▶ _WHAT IS BEING ASKED_: Copy whichever lines contain the string "JSON".

(Recorded data)
## BEGIN

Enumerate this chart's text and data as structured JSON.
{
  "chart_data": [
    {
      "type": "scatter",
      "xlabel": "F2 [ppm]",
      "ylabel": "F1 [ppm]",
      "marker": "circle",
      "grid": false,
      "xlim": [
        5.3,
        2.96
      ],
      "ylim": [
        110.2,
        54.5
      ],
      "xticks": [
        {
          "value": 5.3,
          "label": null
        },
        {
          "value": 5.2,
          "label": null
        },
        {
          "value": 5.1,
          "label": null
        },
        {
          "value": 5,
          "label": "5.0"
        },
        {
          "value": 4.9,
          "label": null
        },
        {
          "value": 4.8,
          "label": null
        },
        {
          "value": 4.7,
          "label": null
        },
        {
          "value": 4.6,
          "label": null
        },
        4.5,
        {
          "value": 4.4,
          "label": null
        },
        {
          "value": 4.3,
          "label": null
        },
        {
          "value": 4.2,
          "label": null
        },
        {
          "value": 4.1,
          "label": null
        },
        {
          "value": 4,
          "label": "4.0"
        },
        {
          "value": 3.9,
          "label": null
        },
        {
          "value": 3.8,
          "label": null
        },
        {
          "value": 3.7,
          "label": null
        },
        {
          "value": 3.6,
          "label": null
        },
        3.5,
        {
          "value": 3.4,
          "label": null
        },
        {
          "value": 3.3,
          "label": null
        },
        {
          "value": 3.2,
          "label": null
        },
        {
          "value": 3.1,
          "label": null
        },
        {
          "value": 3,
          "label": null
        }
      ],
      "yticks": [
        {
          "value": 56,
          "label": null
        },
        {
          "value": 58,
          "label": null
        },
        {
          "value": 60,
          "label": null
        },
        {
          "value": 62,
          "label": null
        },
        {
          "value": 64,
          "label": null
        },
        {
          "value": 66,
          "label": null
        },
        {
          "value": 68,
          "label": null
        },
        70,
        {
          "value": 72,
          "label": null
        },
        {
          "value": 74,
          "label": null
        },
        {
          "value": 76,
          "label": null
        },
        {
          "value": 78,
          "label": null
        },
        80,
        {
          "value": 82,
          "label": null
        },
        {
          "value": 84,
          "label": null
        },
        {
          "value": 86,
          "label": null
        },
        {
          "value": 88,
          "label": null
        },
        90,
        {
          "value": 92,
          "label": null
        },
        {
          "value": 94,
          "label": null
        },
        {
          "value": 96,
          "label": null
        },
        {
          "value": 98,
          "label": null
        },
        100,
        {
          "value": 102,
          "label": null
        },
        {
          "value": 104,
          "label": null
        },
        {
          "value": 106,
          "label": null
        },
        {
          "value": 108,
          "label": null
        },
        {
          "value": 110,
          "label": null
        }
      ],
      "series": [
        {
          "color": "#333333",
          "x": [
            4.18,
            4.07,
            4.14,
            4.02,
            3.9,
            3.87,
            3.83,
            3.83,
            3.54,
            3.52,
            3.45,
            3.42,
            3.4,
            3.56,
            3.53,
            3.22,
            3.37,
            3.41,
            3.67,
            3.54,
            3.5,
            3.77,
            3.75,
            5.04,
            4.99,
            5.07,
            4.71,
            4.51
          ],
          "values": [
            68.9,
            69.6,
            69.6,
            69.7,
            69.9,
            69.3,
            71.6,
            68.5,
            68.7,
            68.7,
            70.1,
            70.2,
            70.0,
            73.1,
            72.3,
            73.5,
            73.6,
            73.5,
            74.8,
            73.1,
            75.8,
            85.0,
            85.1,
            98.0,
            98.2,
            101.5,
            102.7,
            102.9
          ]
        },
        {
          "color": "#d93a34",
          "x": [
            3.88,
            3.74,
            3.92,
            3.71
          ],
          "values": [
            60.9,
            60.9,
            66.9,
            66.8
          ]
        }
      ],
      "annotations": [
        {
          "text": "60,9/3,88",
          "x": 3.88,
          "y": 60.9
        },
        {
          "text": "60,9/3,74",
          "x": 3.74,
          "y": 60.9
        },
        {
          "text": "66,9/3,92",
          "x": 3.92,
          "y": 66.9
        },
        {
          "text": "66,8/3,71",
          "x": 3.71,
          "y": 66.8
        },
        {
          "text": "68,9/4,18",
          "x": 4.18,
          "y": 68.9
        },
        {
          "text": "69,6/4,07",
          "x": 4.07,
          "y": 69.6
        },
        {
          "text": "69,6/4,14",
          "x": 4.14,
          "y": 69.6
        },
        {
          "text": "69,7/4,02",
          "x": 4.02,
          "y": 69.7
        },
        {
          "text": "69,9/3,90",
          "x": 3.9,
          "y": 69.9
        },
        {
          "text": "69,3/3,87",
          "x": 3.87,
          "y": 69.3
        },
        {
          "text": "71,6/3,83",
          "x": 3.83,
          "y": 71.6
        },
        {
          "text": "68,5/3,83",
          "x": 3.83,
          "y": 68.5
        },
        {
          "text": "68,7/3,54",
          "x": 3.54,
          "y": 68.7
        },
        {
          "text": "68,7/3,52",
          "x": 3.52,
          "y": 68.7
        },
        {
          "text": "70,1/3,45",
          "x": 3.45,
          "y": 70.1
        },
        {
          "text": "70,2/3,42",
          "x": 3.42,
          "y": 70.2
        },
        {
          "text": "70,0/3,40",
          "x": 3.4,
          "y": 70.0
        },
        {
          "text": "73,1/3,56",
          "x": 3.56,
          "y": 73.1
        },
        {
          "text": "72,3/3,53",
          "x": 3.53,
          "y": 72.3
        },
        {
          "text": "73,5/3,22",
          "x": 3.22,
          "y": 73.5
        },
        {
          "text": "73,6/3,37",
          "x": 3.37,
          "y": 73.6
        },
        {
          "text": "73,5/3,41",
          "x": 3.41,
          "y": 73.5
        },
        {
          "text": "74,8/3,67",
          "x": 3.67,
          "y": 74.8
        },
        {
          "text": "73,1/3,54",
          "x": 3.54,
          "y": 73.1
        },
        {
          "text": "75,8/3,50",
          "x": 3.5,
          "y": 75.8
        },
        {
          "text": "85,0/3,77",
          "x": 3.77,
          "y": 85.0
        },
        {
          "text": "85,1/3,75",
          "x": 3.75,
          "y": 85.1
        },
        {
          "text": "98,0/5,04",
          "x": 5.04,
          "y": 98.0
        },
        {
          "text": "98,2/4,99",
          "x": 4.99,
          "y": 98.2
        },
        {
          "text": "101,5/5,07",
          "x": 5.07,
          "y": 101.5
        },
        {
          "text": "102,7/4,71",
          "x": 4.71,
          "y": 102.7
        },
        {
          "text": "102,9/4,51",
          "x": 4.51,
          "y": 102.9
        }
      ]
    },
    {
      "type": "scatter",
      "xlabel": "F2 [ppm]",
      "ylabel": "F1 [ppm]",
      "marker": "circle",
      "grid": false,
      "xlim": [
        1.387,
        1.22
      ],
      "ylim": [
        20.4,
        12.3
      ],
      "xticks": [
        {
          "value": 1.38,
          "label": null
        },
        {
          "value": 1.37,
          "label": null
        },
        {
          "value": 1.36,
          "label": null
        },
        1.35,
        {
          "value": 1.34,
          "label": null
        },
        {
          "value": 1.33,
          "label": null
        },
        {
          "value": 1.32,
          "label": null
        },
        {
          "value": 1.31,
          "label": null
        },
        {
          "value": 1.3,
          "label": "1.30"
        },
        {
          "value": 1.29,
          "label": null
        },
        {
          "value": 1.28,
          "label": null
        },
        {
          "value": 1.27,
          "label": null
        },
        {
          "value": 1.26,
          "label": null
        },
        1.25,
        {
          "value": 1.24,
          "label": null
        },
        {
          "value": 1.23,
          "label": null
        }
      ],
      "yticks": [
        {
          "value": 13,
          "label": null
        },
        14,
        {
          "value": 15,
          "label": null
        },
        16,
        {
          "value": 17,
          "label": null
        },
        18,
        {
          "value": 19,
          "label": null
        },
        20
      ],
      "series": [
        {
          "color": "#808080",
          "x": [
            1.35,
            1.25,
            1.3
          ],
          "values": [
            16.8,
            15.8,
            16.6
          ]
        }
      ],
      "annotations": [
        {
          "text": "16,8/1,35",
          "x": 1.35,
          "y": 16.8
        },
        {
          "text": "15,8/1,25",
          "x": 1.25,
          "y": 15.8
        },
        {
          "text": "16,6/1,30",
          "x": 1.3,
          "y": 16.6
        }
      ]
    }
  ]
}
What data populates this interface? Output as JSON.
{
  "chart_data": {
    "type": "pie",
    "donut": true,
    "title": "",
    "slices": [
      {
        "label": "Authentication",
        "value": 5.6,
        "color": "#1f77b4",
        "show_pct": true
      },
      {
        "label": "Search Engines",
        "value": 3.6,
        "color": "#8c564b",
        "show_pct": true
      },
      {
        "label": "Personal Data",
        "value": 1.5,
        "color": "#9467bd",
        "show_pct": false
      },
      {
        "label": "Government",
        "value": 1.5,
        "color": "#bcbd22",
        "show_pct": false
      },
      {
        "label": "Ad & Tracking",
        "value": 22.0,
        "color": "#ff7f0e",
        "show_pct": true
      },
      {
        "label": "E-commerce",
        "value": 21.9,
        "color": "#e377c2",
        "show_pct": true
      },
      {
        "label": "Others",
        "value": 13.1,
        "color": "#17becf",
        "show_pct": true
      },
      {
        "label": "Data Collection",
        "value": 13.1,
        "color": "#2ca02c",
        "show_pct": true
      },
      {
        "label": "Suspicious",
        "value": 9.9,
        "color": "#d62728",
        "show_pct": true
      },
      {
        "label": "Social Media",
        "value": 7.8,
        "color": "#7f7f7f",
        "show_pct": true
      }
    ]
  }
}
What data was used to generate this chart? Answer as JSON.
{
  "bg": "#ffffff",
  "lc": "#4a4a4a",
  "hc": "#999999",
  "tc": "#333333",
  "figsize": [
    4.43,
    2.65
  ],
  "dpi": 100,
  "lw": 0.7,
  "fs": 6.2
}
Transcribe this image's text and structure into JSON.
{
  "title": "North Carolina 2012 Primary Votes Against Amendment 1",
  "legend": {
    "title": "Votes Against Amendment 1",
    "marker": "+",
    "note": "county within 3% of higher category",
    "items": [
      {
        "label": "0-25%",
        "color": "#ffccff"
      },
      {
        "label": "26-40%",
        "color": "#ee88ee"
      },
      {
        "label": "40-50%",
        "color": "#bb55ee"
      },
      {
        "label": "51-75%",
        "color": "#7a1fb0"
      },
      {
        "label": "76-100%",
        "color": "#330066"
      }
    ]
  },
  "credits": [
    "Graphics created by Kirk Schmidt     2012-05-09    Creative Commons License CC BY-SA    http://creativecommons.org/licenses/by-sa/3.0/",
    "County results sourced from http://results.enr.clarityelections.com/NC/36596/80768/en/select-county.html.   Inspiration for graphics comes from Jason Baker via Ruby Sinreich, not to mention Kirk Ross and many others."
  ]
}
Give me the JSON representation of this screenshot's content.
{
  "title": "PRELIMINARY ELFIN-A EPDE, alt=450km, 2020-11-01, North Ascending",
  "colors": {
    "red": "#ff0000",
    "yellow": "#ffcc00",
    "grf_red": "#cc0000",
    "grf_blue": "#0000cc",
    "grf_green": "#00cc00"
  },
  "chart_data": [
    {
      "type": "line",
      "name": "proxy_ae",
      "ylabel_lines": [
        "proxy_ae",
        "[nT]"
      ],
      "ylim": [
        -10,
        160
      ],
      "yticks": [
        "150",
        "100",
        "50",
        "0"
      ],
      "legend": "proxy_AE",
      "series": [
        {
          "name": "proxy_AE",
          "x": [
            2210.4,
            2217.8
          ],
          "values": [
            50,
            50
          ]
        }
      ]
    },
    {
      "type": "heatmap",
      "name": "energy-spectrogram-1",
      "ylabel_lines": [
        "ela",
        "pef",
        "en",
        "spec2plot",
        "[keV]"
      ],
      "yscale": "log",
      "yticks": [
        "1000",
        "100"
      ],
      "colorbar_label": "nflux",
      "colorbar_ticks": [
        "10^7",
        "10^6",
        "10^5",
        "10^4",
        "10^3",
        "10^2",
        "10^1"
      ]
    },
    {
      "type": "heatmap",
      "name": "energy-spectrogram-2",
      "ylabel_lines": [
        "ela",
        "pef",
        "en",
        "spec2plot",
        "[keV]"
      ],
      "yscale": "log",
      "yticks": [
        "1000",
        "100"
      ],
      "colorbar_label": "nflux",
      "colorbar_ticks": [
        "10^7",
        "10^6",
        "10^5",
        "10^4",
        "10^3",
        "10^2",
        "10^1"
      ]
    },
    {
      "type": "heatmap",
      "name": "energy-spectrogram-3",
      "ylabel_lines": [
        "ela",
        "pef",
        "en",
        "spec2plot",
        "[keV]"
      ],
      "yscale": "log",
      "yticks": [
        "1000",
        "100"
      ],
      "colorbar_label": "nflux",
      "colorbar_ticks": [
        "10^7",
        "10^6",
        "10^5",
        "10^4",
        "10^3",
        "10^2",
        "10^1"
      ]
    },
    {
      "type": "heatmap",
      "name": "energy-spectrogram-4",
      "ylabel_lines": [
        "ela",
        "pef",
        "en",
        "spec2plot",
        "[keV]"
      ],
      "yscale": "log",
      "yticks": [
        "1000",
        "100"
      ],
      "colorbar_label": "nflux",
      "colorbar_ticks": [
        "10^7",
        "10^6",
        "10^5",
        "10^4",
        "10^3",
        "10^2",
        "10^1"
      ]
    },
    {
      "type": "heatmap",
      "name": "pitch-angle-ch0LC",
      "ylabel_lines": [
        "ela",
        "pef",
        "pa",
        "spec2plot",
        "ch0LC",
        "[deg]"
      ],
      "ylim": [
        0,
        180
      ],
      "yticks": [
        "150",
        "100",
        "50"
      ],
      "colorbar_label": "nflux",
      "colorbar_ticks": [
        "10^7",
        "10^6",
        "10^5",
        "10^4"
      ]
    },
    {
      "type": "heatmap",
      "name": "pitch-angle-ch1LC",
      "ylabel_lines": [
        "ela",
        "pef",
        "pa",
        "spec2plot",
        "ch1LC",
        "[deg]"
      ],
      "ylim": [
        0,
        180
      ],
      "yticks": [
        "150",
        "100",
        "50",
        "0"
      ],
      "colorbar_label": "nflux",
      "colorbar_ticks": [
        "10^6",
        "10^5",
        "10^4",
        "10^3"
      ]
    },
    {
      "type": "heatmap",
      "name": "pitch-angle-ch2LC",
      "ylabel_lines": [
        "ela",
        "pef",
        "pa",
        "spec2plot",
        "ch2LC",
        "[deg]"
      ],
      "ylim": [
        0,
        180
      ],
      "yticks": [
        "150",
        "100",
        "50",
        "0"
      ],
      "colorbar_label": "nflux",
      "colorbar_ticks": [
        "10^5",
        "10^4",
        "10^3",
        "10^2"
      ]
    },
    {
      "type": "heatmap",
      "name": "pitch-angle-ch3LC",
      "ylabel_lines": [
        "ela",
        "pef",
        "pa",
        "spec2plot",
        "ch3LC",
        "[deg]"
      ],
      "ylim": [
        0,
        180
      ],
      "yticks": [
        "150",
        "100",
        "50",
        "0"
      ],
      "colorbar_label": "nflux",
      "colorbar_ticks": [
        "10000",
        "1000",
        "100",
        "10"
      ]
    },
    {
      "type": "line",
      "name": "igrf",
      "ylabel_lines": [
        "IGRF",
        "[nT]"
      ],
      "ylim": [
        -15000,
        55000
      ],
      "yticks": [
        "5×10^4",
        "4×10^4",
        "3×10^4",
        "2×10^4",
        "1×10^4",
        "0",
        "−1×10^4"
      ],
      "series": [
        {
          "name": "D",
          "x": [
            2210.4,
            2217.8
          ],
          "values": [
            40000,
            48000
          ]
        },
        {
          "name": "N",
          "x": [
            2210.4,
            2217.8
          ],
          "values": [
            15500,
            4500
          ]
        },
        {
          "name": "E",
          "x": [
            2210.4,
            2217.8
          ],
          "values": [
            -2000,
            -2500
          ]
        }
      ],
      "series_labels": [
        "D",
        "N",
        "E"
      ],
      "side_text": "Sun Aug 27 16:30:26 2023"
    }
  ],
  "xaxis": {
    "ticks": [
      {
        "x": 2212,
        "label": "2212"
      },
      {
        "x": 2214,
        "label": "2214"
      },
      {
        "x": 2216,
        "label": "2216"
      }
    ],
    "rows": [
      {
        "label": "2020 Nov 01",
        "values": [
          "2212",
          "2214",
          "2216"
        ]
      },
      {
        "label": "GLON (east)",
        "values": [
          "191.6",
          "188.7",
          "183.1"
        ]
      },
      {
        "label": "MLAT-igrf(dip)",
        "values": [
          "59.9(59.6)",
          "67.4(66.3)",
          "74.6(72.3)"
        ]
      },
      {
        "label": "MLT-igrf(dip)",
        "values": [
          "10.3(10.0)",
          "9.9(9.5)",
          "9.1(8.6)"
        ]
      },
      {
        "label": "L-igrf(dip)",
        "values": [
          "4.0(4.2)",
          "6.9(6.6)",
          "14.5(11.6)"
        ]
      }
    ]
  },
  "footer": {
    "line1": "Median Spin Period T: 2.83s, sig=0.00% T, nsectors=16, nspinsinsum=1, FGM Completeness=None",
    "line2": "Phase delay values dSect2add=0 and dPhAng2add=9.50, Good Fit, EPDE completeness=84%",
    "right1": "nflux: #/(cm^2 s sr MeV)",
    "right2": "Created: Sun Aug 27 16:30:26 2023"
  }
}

## END

▶ _WRITTEN RESPONSE_:
Enumerate this chart's text and data as structured JSON.
What data populates this interface? Output as JSON.
What data was used to generate this chart? Answer as JSON.
Transcribe this image's text and structure into JSON.
Give me the JSON representation of this screenshot's content.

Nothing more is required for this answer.